[BEGIN Entries provided]

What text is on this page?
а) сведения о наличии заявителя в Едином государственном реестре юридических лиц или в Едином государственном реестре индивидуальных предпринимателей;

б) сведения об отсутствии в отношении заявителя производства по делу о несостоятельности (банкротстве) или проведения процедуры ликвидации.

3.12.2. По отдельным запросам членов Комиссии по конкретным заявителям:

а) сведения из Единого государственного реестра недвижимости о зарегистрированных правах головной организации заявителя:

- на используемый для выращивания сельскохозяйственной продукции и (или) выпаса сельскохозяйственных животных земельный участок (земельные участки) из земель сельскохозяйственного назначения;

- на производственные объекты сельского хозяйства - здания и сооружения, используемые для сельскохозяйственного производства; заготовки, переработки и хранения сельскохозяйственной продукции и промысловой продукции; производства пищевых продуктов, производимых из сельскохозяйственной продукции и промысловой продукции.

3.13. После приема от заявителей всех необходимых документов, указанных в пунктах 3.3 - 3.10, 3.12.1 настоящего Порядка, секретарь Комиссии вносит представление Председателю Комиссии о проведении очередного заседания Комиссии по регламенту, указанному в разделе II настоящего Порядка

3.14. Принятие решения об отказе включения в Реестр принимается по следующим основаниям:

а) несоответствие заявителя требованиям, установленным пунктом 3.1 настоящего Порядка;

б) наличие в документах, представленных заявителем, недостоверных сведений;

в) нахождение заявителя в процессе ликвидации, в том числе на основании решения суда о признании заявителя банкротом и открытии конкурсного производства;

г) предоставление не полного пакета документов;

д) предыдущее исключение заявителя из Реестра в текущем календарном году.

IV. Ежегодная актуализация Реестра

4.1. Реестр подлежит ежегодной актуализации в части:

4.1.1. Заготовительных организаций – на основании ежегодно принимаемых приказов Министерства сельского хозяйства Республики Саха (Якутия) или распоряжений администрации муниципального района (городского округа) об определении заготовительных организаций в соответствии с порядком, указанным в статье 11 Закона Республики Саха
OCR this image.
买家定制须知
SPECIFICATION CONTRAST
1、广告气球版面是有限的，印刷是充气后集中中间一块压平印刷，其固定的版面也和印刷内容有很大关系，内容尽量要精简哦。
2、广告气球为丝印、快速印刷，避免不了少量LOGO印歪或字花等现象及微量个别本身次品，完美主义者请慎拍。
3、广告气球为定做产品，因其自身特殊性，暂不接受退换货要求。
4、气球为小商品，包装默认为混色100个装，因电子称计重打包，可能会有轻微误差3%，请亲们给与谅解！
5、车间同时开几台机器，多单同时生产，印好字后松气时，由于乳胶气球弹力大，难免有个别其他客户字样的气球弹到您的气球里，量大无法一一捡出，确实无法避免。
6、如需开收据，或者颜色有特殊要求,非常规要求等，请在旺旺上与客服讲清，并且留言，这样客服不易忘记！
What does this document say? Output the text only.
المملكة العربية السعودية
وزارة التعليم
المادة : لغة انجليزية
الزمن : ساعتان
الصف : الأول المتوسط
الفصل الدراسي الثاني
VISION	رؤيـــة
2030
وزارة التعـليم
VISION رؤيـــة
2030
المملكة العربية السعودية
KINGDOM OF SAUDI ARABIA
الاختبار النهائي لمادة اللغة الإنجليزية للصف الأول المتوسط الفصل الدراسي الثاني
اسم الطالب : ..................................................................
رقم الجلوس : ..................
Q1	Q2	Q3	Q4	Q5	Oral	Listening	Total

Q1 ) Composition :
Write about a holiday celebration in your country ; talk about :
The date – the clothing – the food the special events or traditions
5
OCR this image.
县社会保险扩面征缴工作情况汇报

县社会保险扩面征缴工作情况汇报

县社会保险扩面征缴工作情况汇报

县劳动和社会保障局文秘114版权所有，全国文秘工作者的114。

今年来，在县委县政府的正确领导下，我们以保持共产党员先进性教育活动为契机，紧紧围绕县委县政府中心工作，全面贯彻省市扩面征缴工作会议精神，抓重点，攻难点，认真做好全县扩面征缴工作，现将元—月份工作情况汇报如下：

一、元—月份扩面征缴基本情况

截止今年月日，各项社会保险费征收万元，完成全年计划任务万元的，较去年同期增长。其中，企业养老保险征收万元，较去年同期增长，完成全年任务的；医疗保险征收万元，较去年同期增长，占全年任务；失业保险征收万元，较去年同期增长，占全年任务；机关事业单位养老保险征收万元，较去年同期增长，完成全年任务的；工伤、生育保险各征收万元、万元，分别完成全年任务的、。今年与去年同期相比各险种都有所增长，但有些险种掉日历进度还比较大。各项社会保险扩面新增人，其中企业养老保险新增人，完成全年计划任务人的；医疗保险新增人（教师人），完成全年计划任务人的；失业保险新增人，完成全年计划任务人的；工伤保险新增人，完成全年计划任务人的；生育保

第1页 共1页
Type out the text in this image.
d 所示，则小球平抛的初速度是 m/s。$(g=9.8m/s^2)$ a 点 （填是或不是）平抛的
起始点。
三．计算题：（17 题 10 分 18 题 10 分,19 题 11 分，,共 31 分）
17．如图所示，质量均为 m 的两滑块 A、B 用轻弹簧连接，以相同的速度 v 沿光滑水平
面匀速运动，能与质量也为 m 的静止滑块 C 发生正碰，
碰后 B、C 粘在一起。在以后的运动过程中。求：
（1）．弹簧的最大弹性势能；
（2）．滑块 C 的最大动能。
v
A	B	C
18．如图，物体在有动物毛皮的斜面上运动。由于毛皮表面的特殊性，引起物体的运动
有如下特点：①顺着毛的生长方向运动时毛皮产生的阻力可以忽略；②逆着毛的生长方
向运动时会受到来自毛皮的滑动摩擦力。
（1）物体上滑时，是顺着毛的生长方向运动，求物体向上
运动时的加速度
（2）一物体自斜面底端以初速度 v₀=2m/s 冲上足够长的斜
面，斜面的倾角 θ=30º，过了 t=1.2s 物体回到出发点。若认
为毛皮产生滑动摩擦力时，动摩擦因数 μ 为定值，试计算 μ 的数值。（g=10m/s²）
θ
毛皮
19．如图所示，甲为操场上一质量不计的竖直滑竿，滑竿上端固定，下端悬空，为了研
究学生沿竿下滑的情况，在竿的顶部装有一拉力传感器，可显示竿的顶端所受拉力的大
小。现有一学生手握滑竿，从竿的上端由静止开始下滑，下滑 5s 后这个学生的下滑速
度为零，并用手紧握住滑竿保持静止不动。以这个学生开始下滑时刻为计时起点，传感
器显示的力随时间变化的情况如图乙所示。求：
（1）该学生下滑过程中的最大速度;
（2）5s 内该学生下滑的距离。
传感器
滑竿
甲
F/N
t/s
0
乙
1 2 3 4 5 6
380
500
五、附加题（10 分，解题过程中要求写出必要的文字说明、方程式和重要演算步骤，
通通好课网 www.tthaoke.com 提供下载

[END Entries provided]

Check each line above for the word "сведения", and copy the lines where it appears.

а) сведения о наличии заявителя в Едином государственном реестре юридических лиц или в Едином государственном реестре индивидуальных предпринимателей;
б) сведения об отсутствии в отношении заявителя производства по делу о несостоятельности (банкротстве) или проведения процедуры ликвидации.
а) сведения из Единого государственного реестра недвижимости о зарегистрированных правах головной организации заявителя:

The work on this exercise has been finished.